▶ [Requirement] Check each line of the records for "Фастівського"; collect those that have it.

▶ [Data excerpts]
┌──

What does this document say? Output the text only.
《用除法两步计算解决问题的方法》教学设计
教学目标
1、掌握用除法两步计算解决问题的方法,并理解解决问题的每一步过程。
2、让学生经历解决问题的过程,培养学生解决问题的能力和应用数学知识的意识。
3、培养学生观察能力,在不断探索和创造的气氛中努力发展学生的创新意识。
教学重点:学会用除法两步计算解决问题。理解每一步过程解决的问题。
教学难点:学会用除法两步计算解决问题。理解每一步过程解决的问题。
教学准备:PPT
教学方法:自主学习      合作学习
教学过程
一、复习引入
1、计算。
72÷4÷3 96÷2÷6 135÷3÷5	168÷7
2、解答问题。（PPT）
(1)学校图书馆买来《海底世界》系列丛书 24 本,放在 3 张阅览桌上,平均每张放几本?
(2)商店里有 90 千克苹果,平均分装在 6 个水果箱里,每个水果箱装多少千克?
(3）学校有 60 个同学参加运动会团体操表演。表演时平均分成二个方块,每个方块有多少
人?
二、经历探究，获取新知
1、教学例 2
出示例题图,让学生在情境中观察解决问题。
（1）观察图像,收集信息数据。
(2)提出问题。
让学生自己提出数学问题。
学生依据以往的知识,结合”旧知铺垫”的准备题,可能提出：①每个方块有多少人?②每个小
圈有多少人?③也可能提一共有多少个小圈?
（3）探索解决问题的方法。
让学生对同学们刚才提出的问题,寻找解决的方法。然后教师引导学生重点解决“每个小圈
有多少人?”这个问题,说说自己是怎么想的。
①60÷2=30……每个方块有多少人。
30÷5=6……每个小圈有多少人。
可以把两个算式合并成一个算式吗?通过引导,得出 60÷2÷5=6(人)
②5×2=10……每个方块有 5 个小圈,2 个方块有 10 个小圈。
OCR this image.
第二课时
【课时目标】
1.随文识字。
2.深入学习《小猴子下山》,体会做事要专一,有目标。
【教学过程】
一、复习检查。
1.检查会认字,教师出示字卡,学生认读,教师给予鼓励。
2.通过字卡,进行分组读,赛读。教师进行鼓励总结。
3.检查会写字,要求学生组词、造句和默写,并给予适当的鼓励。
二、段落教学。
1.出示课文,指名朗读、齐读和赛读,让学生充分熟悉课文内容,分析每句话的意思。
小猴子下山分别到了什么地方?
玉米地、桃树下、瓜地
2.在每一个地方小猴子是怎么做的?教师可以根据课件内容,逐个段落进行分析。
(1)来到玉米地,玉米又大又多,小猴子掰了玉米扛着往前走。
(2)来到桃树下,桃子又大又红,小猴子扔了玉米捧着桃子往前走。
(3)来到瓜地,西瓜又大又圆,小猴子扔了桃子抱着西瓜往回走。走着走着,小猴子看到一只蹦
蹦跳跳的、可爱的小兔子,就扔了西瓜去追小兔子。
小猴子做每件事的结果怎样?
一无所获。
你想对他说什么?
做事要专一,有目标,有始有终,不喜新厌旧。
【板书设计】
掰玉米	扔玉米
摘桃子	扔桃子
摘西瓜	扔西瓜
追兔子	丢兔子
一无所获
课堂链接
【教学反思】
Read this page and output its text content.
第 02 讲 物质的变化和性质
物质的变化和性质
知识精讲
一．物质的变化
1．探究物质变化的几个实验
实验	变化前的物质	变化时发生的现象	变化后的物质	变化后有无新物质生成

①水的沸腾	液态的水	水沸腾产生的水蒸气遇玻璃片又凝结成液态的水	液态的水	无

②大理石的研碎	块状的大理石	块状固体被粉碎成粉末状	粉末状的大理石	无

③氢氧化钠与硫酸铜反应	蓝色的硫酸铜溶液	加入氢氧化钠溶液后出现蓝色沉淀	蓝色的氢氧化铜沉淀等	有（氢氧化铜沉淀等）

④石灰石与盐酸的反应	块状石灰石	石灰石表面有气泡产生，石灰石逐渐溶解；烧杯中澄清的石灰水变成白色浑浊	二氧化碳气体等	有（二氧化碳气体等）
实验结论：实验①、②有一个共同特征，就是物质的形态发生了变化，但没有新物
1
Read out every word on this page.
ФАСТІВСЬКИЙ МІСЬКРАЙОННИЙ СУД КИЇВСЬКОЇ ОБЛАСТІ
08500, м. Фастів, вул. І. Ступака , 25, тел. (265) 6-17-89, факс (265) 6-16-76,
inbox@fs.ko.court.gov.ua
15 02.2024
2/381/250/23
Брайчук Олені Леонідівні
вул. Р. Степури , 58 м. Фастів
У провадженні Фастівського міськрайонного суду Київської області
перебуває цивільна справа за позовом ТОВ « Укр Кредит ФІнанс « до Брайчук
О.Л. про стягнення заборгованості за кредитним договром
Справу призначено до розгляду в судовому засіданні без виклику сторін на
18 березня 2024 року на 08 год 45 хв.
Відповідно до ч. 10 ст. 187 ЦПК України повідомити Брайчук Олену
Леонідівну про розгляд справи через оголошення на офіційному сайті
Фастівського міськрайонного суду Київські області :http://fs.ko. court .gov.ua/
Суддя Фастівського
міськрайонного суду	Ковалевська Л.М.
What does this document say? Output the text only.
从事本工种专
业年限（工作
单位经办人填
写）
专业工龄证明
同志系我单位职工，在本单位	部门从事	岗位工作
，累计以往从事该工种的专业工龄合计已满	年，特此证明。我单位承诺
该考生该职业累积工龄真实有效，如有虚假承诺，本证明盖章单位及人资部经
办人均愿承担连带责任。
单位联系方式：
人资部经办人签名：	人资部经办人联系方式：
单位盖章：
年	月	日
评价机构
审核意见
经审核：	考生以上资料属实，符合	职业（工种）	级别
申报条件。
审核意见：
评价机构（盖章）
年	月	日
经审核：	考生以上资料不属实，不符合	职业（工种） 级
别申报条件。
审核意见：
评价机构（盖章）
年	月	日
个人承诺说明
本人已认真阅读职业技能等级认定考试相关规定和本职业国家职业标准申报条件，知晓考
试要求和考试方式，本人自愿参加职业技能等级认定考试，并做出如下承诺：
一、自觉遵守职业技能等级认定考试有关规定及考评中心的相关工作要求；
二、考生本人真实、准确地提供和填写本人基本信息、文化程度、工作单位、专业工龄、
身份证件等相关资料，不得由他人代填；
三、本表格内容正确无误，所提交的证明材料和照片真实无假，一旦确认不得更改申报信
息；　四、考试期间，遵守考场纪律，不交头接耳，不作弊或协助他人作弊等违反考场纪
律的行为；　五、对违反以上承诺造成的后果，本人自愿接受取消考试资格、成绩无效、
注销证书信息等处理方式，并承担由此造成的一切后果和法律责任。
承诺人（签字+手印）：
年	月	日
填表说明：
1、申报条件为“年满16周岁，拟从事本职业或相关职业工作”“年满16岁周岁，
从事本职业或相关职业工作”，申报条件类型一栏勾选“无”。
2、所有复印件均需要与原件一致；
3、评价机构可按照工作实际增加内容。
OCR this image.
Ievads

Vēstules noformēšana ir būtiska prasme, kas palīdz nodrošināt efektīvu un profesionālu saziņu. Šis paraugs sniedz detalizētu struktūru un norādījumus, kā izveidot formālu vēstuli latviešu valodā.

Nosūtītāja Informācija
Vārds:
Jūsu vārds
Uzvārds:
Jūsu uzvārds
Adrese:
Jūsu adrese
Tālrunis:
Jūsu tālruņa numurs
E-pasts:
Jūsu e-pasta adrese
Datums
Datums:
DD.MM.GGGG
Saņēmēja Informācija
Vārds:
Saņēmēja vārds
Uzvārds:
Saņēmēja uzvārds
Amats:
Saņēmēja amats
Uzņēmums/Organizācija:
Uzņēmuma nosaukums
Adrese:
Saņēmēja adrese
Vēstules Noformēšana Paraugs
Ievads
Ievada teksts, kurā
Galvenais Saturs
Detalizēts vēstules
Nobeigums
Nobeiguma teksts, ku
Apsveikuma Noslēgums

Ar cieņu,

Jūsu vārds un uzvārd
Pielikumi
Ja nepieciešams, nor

└──

▶ [Response to this task]
У провадженні Фастівського міськрайонного суду Київської області
Фастівського міськрайонного суду Київські області :http://fs.ko. court .gov.ua/
Суддя Фастівського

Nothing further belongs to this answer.